Figure record listings
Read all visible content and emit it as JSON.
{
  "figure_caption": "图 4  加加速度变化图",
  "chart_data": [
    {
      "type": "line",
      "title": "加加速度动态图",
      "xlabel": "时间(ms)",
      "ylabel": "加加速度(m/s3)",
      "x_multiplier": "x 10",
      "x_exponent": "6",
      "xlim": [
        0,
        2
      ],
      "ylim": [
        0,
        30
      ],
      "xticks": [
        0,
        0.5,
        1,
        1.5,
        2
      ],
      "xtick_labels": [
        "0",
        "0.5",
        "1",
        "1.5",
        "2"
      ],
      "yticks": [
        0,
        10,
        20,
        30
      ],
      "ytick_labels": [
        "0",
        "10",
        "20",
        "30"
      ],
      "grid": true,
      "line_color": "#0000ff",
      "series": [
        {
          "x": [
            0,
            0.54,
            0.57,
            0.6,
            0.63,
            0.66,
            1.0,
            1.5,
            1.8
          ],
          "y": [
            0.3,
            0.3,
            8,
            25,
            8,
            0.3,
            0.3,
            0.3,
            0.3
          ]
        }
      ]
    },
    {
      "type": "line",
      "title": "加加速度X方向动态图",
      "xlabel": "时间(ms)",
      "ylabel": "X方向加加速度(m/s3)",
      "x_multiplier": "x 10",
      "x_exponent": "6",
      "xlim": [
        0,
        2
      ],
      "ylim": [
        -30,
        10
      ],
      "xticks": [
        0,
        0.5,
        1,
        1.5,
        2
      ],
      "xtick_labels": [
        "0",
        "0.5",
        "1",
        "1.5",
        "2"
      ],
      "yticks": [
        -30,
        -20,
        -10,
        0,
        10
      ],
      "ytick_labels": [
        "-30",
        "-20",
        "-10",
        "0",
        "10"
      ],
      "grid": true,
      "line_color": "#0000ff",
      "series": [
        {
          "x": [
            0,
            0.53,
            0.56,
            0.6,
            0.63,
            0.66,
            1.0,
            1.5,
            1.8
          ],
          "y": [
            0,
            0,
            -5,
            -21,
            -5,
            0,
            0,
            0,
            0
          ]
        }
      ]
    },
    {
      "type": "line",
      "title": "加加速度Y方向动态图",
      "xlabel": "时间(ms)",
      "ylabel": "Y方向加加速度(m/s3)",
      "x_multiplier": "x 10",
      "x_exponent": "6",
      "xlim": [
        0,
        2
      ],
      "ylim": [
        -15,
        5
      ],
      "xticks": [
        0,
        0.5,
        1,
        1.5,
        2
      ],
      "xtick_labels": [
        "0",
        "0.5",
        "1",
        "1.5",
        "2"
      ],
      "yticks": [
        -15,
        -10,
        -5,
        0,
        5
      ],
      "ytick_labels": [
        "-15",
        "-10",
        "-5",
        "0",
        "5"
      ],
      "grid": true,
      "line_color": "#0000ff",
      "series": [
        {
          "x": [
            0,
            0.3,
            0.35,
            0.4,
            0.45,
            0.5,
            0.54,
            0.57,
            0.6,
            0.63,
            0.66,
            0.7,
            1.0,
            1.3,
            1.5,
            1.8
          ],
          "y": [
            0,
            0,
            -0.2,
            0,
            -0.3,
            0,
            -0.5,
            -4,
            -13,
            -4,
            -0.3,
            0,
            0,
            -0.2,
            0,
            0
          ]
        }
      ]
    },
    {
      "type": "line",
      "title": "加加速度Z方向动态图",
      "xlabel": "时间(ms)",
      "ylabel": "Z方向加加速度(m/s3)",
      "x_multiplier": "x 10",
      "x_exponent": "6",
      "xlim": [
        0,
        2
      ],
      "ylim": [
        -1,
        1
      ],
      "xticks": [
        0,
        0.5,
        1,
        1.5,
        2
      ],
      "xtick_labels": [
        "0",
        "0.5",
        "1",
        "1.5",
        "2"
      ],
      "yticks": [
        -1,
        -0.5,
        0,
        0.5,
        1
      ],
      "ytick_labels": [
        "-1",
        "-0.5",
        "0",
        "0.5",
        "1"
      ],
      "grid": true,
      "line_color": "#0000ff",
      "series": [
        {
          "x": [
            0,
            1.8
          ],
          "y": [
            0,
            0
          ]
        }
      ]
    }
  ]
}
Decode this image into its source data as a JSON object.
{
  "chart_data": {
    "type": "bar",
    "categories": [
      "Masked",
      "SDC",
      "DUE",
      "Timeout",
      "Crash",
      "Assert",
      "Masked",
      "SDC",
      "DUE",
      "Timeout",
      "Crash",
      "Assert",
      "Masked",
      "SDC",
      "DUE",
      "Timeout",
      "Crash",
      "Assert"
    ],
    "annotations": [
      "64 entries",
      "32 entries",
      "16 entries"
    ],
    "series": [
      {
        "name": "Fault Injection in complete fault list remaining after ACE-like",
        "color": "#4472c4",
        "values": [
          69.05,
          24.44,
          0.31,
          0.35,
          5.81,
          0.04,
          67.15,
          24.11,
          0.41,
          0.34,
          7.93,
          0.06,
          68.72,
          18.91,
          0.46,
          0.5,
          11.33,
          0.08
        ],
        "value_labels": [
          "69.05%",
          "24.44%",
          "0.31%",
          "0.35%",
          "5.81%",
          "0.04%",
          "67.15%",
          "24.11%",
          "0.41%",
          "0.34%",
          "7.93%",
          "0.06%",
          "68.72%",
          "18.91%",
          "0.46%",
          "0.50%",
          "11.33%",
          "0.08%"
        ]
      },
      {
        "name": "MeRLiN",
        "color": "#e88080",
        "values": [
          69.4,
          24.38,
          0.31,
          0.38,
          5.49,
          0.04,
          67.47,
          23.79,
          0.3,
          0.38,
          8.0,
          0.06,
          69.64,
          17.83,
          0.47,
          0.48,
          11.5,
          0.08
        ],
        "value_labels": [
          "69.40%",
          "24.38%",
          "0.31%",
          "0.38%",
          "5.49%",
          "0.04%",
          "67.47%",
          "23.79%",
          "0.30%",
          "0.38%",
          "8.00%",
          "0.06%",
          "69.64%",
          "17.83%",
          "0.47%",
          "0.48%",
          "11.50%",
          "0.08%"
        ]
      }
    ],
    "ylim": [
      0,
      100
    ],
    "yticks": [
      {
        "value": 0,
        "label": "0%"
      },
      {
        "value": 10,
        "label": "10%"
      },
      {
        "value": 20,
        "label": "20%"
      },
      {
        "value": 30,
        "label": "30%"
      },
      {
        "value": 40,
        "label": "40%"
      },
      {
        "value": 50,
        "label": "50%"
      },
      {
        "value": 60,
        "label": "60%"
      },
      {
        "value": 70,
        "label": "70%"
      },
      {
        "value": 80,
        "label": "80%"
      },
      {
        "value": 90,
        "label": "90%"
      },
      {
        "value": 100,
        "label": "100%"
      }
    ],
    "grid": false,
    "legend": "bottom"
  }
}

** Exercise **
Return a copy of every line that includes the word "name".

** Worked answer **
        "name": "Fault Injection in complete fault list remaining after ACE-like",
        "name": "MeRLiN",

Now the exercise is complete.